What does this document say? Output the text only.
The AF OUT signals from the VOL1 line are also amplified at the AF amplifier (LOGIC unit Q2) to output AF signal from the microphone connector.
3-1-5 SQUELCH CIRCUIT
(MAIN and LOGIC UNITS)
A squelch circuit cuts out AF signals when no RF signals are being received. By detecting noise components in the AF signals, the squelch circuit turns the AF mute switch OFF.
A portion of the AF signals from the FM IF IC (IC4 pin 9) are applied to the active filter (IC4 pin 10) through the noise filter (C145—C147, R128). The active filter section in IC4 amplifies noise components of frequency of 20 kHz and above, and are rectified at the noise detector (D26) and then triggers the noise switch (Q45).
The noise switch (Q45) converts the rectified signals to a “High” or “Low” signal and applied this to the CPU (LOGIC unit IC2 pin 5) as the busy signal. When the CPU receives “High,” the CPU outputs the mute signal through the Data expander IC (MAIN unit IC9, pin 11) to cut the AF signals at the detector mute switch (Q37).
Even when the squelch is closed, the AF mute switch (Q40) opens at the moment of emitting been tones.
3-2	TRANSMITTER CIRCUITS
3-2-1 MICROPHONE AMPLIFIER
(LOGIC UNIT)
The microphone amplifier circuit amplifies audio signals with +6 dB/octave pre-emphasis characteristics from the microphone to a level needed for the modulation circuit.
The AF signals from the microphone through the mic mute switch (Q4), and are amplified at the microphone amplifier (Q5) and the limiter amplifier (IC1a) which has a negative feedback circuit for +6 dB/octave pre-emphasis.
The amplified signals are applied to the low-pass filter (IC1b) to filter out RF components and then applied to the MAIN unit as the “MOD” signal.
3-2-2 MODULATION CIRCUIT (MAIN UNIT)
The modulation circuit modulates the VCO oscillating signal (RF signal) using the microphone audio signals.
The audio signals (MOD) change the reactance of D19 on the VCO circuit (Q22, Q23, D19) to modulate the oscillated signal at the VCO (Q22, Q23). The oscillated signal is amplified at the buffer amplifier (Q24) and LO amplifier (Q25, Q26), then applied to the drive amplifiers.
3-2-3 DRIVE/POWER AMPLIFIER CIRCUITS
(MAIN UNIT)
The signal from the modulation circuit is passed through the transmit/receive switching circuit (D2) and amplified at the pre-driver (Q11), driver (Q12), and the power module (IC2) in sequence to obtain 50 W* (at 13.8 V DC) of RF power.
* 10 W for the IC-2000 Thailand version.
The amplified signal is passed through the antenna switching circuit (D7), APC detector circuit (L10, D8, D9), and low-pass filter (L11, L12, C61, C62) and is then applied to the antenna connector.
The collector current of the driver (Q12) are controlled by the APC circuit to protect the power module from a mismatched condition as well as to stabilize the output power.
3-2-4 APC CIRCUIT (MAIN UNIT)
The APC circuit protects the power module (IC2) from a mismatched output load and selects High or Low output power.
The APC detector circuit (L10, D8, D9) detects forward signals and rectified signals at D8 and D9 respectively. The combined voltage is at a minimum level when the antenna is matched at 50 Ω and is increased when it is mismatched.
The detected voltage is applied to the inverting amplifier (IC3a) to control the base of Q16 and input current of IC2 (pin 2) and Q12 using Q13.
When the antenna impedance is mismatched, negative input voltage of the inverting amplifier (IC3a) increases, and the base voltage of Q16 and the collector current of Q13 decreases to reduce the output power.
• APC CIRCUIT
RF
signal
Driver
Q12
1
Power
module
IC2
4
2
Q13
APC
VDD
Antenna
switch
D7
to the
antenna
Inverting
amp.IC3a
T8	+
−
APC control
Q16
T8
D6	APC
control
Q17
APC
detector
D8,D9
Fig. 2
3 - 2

What to work on:
Transcribe all the entries, keeping each one exactly as it is.

Full response:
What does this document say? Output the text only.
The AF OUT signals from the VOL1 line are also amplified at the AF amplifier (LOGIC unit Q2) to output AF signal from the microphone connector.
3-1-5 SQUELCH CIRCUIT
(MAIN and LOGIC UNITS)
A squelch circuit cuts out AF signals when no RF signals are being received. By detecting noise components in the AF signals, the squelch circuit turns the AF mute switch OFF.
A portion of the AF signals from the FM IF IC (IC4 pin 9) are applied to the active filter (IC4 pin 10) through the noise filter (C145—C147, R128). The active filter section in IC4 amplifies noise components of frequency of 20 kHz and above, and are rectified at the noise detector (D26) and then triggers the noise switch (Q45).
The noise switch (Q45) converts the rectified signals to a “High” or “Low” signal and applied this to the CPU (LOGIC unit IC2 pin 5) as the busy signal. When the CPU receives “High,” the CPU outputs the mute signal through the Data expander IC (MAIN unit IC9, pin 11) to cut the AF signals at the detector mute switch (Q37).
Even when the squelch is closed, the AF mute switch (Q40) opens at the moment of emitting been tones.
3-2	TRANSMITTER CIRCUITS
3-2-1 MICROPHONE AMPLIFIER
(LOGIC UNIT)
The microphone amplifier circuit amplifies audio signals with +6 dB/octave pre-emphasis characteristics from the microphone to a level needed for the modulation circuit.
The AF signals from the microphone through the mic mute switch (Q4), and are amplified at the microphone amplifier (Q5) and the limiter amplifier (IC1a) which has a negative feedback circuit for +6 dB/octave pre-emphasis.
The amplified signals are applied to the low-pass filter (IC1b) to filter out RF components and then applied to the MAIN unit as the “MOD” signal.
3-2-2 MODULATION CIRCUIT (MAIN UNIT)
The modulation circuit modulates the VCO oscillating signal (RF signal) using the microphone audio signals.
The audio signals (MOD) change the reactance of D19 on the VCO circuit (Q22, Q23, D19) to modulate the oscillated signal at the VCO (Q22, Q23). The oscillated signal is amplified at the buffer amplifier (Q24) and LO amplifier (Q25, Q26), then applied to the drive amplifiers.
3-2-3 DRIVE/POWER AMPLIFIER CIRCUITS
(MAIN UNIT)
The signal from the modulation circuit is passed through the transmit/receive switching circuit (D2) and amplified at the pre-driver (Q11), driver (Q12), and the power module (IC2) in sequence to obtain 50 W* (at 13.8 V DC) of RF power.
* 10 W for the IC-2000 Thailand version.
The amplified signal is passed through the antenna switching circuit (D7), APC detector circuit (L10, D8, D9), and low-pass filter (L11, L12, C61, C62) and is then applied to the antenna connector.
The collector current of the driver (Q12) are controlled by the APC circuit to protect the power module from a mismatched condition as well as to stabilize the output power.
3-2-4 APC CIRCUIT (MAIN UNIT)
The APC circuit protects the power module (IC2) from a mismatched output load and selects High or Low output power.
The APC detector circuit (L10, D8, D9) detects forward signals and rectified signals at D8 and D9 respectively. The combined voltage is at a minimum level when the antenna is matched at 50 Ω and is increased when it is mismatched.
The detected voltage is applied to the inverting amplifier (IC3a) to control the base of Q16 and input current of IC2 (pin 2) and Q12 using Q13.
When the antenna impedance is mismatched, negative input voltage of the inverting amplifier (IC3a) increases, and the base voltage of Q16 and the collector current of Q13 decreases to reduce the output power.
• APC CIRCUIT
RF
signal
Driver
Q12
1
Power
module
IC2
4
2
Q13
APC
VDD
Antenna
switch
D7
to the
antenna
Inverting
amp.IC3a
T8	+
−
APC control
Q16
T8
D6	APC
control
Q17
APC
detector
D8,D9
Fig. 2
3 - 2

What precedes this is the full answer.